TASK DETAILS -
Write out each line of the records that has "this" in it.

GIVEN RECORDS -
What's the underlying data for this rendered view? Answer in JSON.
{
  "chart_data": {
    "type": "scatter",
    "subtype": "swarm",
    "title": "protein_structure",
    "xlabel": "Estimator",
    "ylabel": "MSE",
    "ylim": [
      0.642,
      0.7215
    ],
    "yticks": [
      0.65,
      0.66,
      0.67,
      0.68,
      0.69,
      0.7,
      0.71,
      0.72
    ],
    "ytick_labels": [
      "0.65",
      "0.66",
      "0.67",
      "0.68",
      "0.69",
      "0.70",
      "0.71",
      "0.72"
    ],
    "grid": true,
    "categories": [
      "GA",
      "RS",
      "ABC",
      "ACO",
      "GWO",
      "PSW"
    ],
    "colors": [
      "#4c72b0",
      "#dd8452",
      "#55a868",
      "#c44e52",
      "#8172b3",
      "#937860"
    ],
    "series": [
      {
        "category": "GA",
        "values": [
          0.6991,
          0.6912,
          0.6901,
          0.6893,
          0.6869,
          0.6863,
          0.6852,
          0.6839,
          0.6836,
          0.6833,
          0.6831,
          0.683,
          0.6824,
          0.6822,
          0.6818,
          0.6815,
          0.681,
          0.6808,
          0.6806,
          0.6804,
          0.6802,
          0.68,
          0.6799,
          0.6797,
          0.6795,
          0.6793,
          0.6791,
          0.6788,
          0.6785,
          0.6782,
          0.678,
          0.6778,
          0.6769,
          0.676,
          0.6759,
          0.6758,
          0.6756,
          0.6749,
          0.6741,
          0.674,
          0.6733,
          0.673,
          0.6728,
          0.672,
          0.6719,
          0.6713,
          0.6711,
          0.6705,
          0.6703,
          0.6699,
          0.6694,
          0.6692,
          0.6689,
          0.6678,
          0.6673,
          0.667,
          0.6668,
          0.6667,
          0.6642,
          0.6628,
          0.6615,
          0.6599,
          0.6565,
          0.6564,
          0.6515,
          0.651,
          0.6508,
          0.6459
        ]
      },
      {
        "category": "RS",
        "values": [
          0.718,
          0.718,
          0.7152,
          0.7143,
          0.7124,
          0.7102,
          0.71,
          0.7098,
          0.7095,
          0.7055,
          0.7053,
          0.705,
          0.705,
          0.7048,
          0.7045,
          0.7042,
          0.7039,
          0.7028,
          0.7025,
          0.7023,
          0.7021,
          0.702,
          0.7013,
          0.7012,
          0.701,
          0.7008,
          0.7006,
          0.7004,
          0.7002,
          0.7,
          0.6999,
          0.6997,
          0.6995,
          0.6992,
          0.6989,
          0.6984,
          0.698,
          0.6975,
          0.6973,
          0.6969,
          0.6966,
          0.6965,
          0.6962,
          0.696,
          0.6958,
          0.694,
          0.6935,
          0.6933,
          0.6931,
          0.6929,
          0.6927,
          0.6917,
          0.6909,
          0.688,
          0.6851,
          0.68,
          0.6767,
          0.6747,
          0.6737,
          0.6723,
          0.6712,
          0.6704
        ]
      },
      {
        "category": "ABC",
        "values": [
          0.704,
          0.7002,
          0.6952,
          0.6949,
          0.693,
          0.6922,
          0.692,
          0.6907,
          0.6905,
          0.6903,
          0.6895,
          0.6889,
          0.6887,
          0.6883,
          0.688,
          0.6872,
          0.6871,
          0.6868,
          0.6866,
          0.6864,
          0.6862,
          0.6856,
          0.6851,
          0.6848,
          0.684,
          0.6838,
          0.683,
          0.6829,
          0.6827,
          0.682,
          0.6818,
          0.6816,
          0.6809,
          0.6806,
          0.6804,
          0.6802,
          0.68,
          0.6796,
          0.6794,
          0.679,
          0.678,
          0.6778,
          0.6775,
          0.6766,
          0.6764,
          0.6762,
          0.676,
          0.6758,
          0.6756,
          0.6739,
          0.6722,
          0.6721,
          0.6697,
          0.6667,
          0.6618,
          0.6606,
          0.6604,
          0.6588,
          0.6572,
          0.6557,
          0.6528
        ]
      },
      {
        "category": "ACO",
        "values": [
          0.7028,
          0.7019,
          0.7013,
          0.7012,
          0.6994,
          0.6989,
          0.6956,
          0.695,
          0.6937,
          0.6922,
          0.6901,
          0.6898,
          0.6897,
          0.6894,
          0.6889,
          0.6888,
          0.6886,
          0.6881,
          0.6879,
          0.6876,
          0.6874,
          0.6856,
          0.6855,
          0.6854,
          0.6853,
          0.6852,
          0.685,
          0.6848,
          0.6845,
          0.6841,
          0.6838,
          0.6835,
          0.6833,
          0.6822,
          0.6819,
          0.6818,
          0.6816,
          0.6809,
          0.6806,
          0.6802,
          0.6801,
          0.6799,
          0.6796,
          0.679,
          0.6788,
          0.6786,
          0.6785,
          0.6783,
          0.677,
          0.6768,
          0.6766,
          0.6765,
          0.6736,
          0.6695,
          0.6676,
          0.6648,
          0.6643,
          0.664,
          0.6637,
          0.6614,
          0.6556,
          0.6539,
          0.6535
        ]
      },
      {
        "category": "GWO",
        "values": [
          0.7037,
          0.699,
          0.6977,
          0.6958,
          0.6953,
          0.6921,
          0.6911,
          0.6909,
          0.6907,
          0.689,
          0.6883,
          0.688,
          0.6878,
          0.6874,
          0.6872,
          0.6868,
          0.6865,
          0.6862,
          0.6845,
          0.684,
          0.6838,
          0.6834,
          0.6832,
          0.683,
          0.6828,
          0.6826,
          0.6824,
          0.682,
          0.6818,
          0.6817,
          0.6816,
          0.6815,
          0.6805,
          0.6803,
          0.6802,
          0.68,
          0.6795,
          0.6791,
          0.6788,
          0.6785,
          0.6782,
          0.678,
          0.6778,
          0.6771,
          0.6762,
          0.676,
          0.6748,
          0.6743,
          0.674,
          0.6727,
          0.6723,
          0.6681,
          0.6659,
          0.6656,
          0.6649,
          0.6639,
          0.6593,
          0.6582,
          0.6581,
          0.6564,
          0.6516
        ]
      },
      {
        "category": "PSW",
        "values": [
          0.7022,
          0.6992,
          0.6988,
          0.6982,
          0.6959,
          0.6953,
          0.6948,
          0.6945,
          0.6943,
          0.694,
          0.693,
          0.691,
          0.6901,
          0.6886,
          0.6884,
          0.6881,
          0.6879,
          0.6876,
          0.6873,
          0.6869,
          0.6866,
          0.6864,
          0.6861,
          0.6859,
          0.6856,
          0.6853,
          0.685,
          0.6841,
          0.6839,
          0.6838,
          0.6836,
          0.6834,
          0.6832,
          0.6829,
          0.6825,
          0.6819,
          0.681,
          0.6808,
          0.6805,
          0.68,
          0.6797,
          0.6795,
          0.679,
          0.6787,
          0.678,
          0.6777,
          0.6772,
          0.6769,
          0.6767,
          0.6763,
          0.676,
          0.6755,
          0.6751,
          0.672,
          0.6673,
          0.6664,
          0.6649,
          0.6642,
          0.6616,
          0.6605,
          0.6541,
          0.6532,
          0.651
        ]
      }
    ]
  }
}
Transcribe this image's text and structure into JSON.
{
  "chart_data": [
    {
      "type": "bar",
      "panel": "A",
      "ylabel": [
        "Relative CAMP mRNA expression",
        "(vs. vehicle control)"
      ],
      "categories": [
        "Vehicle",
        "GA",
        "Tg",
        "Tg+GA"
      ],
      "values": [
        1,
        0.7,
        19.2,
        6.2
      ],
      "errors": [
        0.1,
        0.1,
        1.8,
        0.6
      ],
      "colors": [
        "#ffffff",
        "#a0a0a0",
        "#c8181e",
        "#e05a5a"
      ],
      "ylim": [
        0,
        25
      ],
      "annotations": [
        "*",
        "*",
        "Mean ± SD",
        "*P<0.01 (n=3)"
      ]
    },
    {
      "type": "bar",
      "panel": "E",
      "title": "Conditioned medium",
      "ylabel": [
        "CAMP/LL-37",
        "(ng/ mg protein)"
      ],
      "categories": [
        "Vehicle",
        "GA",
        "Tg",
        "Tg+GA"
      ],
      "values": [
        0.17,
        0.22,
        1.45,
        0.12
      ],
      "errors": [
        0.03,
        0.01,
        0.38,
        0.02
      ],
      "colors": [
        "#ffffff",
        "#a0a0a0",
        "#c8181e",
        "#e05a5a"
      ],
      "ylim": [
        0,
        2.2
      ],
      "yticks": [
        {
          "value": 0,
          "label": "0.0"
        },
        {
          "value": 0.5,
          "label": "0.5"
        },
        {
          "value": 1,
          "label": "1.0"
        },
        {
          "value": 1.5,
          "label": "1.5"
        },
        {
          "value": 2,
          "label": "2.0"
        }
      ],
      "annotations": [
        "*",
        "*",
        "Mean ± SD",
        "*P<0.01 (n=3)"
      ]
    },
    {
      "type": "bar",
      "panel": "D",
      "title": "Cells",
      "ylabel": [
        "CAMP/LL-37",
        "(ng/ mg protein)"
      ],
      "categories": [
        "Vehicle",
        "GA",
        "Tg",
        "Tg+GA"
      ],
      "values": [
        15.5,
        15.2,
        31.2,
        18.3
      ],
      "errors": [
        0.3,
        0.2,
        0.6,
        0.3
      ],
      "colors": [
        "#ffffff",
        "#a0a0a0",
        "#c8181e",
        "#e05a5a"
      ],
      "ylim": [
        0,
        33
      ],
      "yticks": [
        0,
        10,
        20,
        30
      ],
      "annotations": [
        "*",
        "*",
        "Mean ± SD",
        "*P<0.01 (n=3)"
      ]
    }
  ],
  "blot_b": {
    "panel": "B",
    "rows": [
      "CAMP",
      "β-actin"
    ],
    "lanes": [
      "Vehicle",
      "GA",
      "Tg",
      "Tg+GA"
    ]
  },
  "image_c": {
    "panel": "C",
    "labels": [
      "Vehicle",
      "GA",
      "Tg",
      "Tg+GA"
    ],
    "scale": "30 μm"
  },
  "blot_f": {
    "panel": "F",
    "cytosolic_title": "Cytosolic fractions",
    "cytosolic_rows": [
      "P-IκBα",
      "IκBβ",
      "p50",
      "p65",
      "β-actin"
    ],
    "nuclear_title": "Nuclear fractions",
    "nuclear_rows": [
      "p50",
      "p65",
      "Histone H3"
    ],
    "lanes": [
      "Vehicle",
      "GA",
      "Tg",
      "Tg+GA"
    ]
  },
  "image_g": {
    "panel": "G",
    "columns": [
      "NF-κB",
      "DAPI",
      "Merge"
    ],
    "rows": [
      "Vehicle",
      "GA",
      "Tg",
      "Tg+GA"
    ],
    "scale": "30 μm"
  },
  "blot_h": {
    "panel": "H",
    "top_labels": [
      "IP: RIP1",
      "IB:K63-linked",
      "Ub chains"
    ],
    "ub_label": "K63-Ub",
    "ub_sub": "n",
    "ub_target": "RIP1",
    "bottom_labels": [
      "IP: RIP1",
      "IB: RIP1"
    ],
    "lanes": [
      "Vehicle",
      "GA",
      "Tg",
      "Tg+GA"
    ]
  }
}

RESULT OF THE EXERCISE -
What's the underlying data for this rendered view? Answer in JSON.
Transcribe this image's text and structure into JSON.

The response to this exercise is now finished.